**Task prompt:**
Lines that contain "message" are to be counted; give only their number.
____________________
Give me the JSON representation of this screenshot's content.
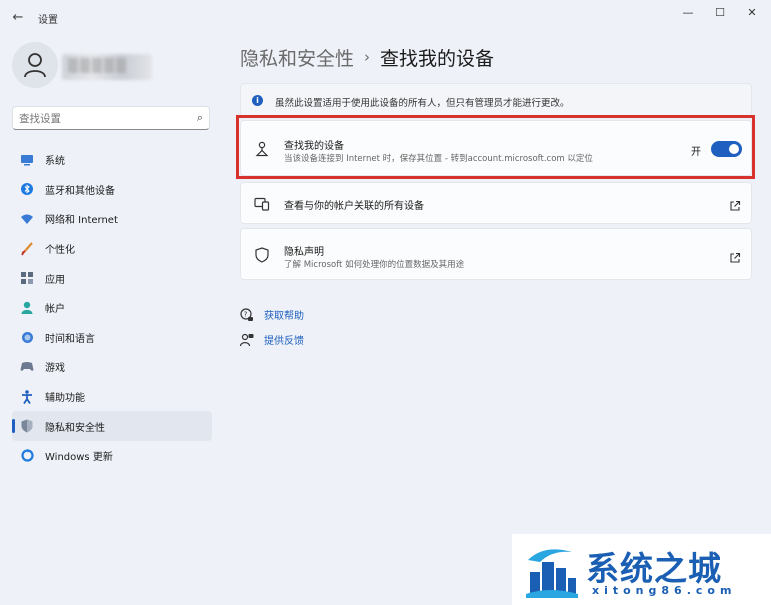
{
  "window": {
    "title": "设置",
    "back_icon": "back-arrow-icon",
    "controls": {
      "minimize": "—",
      "maximize": "☐",
      "close": "✕"
    }
  },
  "profile": {
    "name": "▒▒▒▒▒"
  },
  "search": {
    "placeholder": "查找设置",
    "value": ""
  },
  "sidebar": {
    "items": [
      {
        "label": "系统",
        "icon": "system-icon",
        "color": "#3a7bd5",
        "active": false
      },
      {
        "label": "蓝牙和其他设备",
        "icon": "bluetooth-icon",
        "color": "#1f7ae0",
        "active": false
      },
      {
        "label": "网络和 Internet",
        "icon": "wifi-icon",
        "color": "#3a7bd5",
        "active": false
      },
      {
        "label": "个性化",
        "icon": "brush-icon",
        "color": "#e08a2e",
        "active": false
      },
      {
        "label": "应用",
        "icon": "apps-icon",
        "color": "#5a6b80",
        "active": false
      },
      {
        "label": "帐户",
        "icon": "account-icon",
        "color": "#2aa6a0",
        "active": false
      },
      {
        "label": "时间和语言",
        "icon": "globe-clock-icon",
        "color": "#3a7bd5",
        "active": false
      },
      {
        "label": "游戏",
        "icon": "gamepad-icon",
        "color": "#6b7a90",
        "active": false
      },
      {
        "label": "辅助功能",
        "icon": "accessibility-icon",
        "color": "#1f5fbf",
        "active": false
      },
      {
        "label": "隐私和安全性",
        "icon": "shield-icon",
        "color": "#7a869a",
        "active": true
      },
      {
        "label": "Windows 更新",
        "icon": "update-icon",
        "color": "#1f7ae0",
        "active": false
      }
    ]
  },
  "breadcrumb": {
    "parent": "隐私和安全性",
    "separator": "›",
    "current": "查找我的设备"
  },
  "info_bar": {
    "text": "虽然此设置适用于使用此设备的所有人，但只有管理员才能进行更改。"
  },
  "find_device": {
    "title": "查找我的设备",
    "subtitle": "当该设备连接到 Internet 时，保存其位置 - 转到account.microsoft.com 以定位",
    "toggle_label": "开",
    "toggle_on": true
  },
  "devices_link": {
    "title": "查看与你的帐户关联的所有设备"
  },
  "privacy": {
    "title": "隐私声明",
    "subtitle": "了解 Microsoft 如何处理你的位置数据及其用途"
  },
  "links": [
    {
      "label": "获取帮助",
      "icon": "help-icon"
    },
    {
      "label": "提供反馈",
      "icon": "feedback-icon"
    }
  ],
  "watermark": {
    "title": "系统之城",
    "url": "xitong86.com"
  },
  "colors": {
    "accent": "#1f5fbf",
    "highlight": "#d8322f",
    "background": "#eef2f8"
  }
}
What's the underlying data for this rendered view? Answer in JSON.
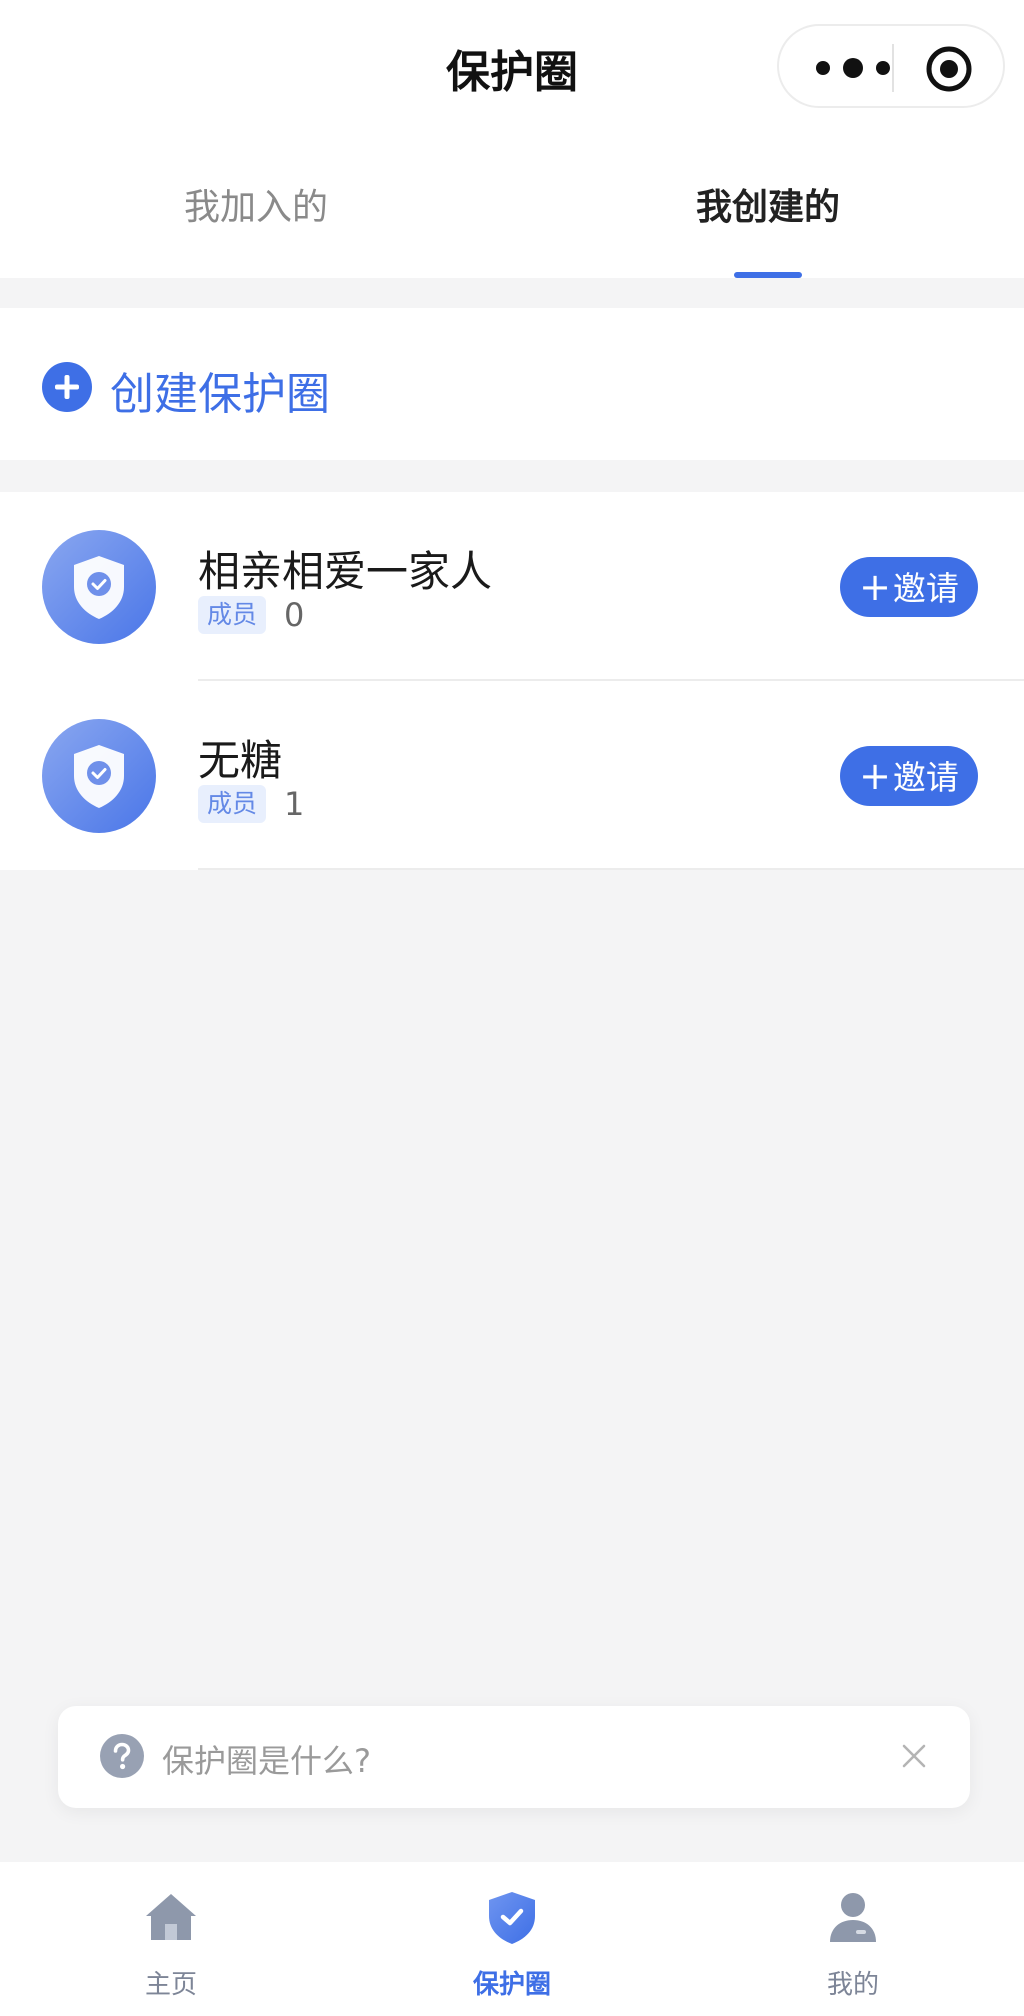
{
  "header": {
    "title": "保护圈"
  },
  "tabs": [
    {
      "label": "我加入的",
      "active": false
    },
    {
      "label": "我创建的",
      "active": true
    }
  ],
  "create": {
    "label": "创建保护圈",
    "icon": "plus-circle-icon"
  },
  "circles": [
    {
      "name": "相亲相爱一家人",
      "member_label": "成员",
      "member_count": "0",
      "invite_label": "邀请"
    },
    {
      "name": "无糖",
      "member_label": "成员",
      "member_count": "1",
      "invite_label": "邀请"
    }
  ],
  "help": {
    "label": "保护圈是什么?",
    "icon": "question-circle-icon"
  },
  "nav": [
    {
      "label": "主页",
      "icon": "home-icon",
      "active": false
    },
    {
      "label": "保护圈",
      "icon": "shield-icon",
      "active": true
    },
    {
      "label": "我的",
      "icon": "user-icon",
      "active": false
    }
  ],
  "colors": {
    "accent": "#3e6fe6",
    "background": "#f4f4f5",
    "tag_bg": "#e8effd",
    "inactive": "#7d8597"
  }
}
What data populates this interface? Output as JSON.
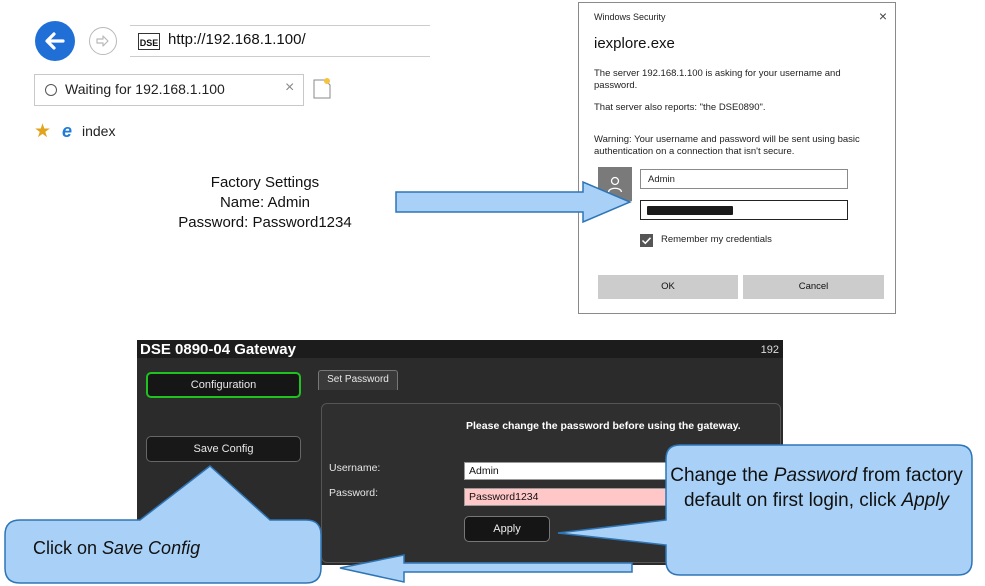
{
  "browser": {
    "url": "http://192.168.1.100/",
    "tab_label": "Waiting for 192.168.1.100",
    "tab_close": "×",
    "favorite": "index",
    "site_icon_text": "DSE"
  },
  "factory_note": {
    "line1": "Factory Settings",
    "line2": "Name: Admin",
    "line3": "Password: Password1234"
  },
  "dialog": {
    "window_title": "Windows Security",
    "close": "×",
    "app_name": "iexplore.exe",
    "message": "The server 192.168.1.100 is asking for your username and password.",
    "server_report": "That server also reports: \"the DSE0890\".",
    "warning": "Warning: Your username and password will be sent using basic authentication on a connection that isn't secure.",
    "username_value": "Admin",
    "remember_label": "Remember my credentials",
    "ok_label": "OK",
    "cancel_label": "Cancel"
  },
  "gateway": {
    "title": "DSE 0890-04 Gateway",
    "ip_fragment": "192",
    "configuration_button": "Configuration",
    "save_config_button": "Save Config",
    "tab_label": "Set Password",
    "message": "Please change the password before using the gateway.",
    "username_label": "Username:",
    "username_value": "Admin",
    "password_label": "Password:",
    "password_value": "Password1234",
    "apply_button": "Apply"
  },
  "callouts": {
    "left": {
      "prefix": "Click on ",
      "emphasis": "Save Config"
    },
    "right": {
      "prefix": "Change the ",
      "emphasis": "Password",
      "middle": " from factory default on first login, click ",
      "emphasis2": "Apply"
    }
  },
  "colors": {
    "callout_fill": "#a9d1f7",
    "callout_stroke": "#2e75b6",
    "gateway_bg": "#2b2b2b",
    "active_green": "#1fc21f",
    "password_field": "#ffc7c7",
    "browser_blue": "#1f6fd6"
  }
}
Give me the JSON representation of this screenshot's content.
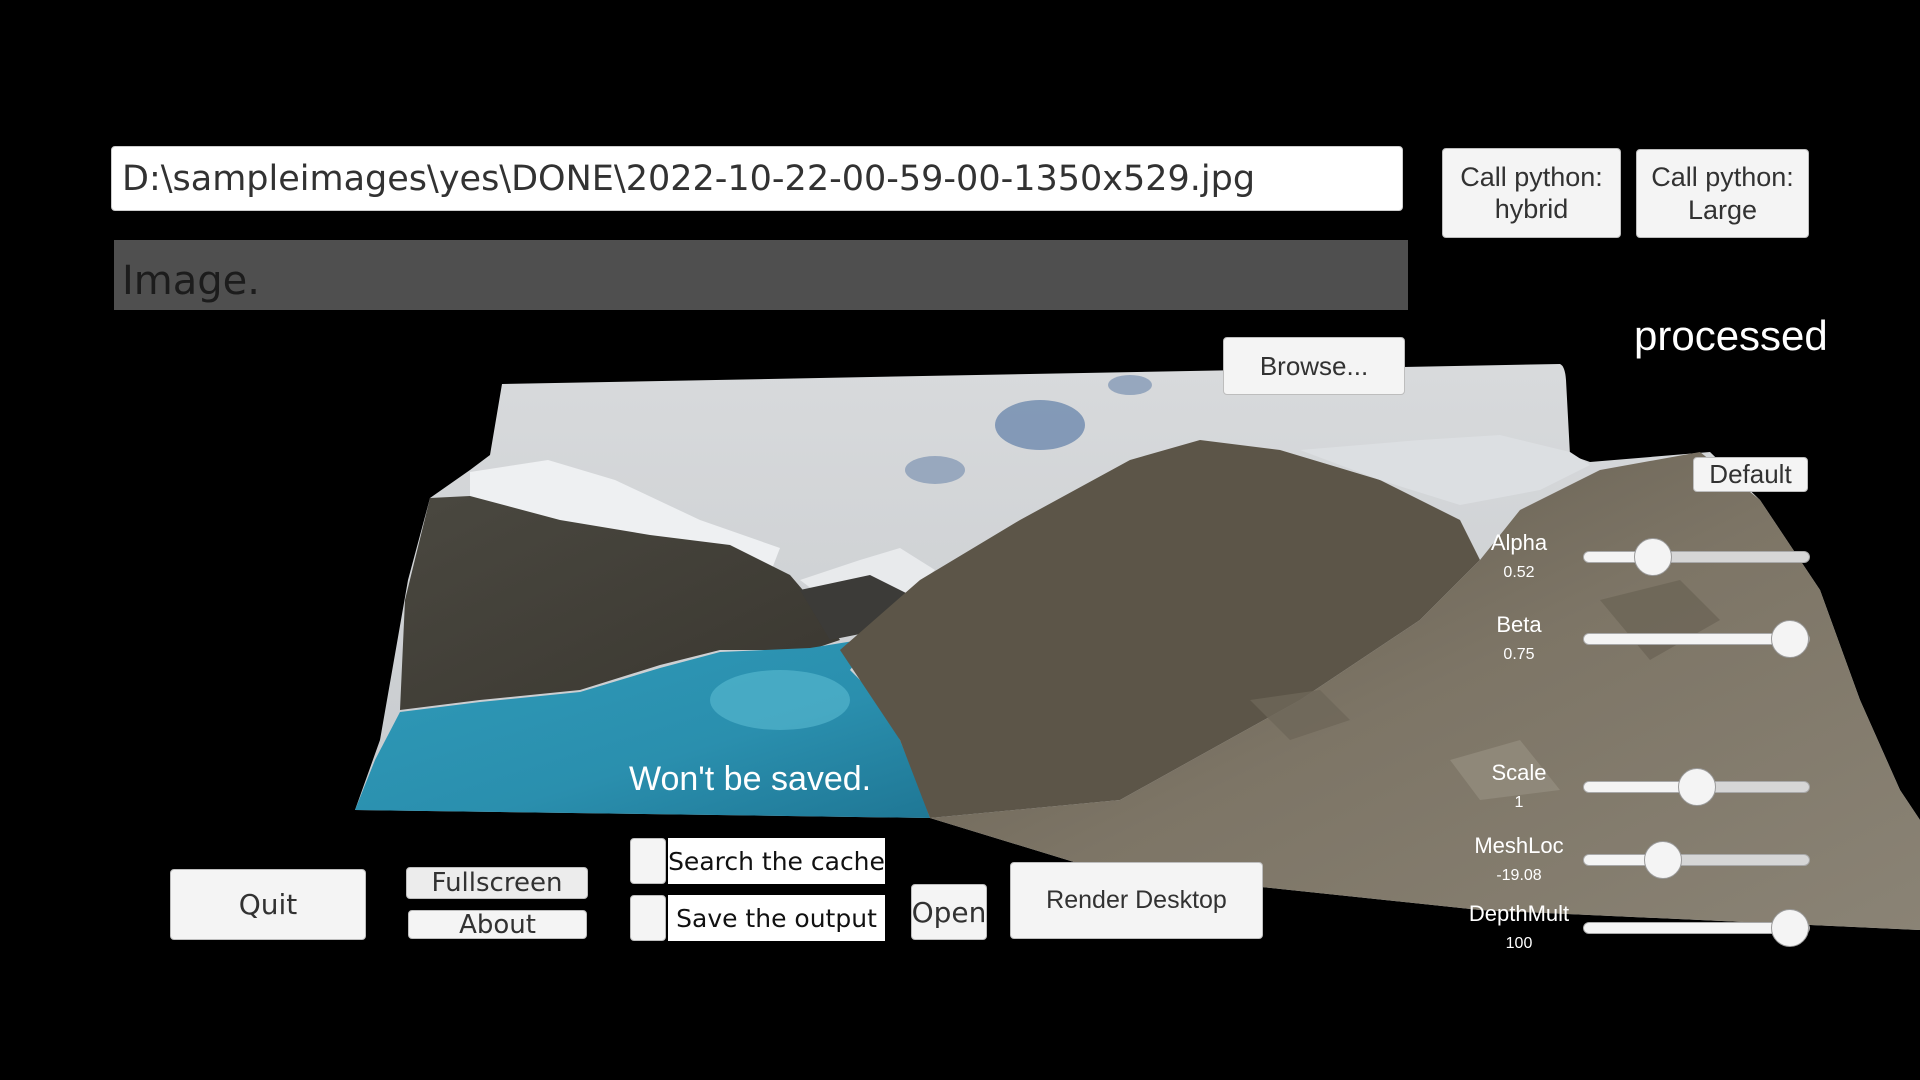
{
  "top": {
    "path_value": "D:\\sampleimages\\yes\\DONE\\2022-10-22-00-59-00-1350x529.jpg",
    "status_text": "Image.",
    "call_hybrid_line1": "Call python:",
    "call_hybrid_line2": "hybrid",
    "call_large_line1": "Call python:",
    "call_large_line2": "Large",
    "processed_label": "processed",
    "browse_label": "Browse..."
  },
  "viewer": {
    "overlay_text": "Won't be saved.",
    "image_description": "3D depth mesh of turquoise mountain lake with snowy peaks and rocky slope"
  },
  "settings": {
    "default_label": "Default",
    "sliders": [
      {
        "name": "Alpha",
        "value": "0.52",
        "fraction": 0.27
      },
      {
        "name": "Beta",
        "value": "0.75",
        "fraction": 1.0
      },
      {
        "name": "Scale",
        "value": "1",
        "fraction": 0.5
      },
      {
        "name": "MeshLoc",
        "value": "-19.08",
        "fraction": 0.32
      },
      {
        "name": "DepthMult",
        "value": "100",
        "fraction": 1.0
      }
    ]
  },
  "bottom": {
    "quit_label": "Quit",
    "fullscreen_label": "Fullscreen",
    "about_label": "About",
    "search_cache_label": "Search the cache",
    "search_cache_checked": false,
    "save_output_label": "Save the output",
    "save_output_checked": false,
    "open_label": "Open",
    "render_desktop_label": "Render Desktop"
  }
}
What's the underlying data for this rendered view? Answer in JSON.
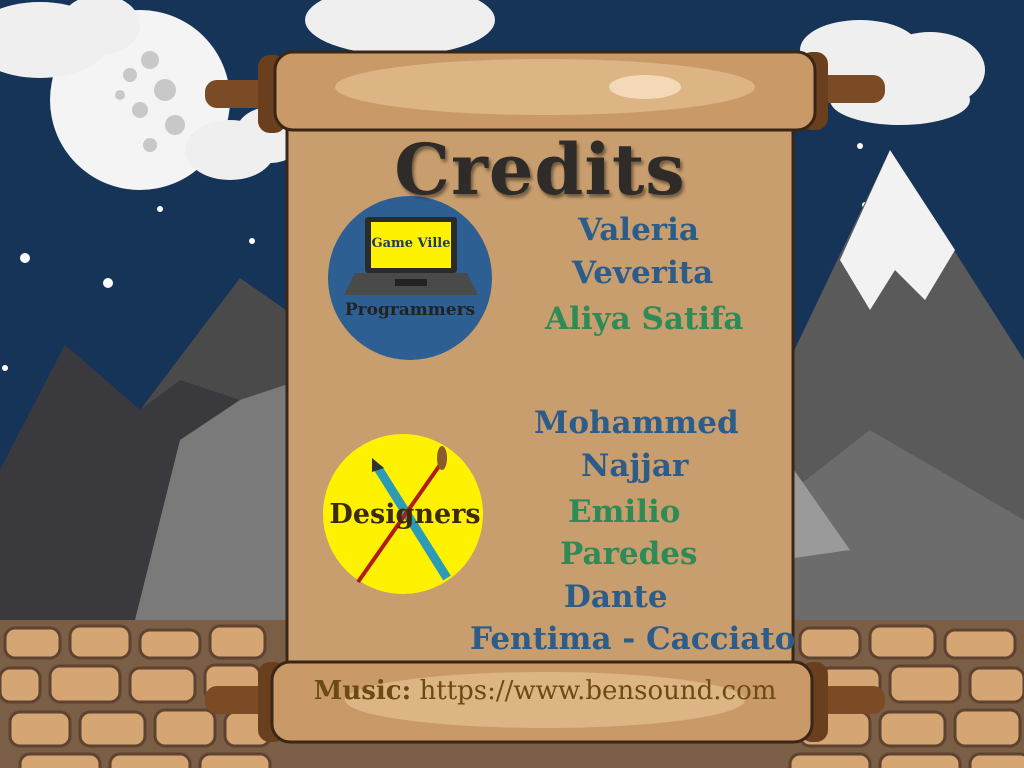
____________________
**Answer to this task:**
2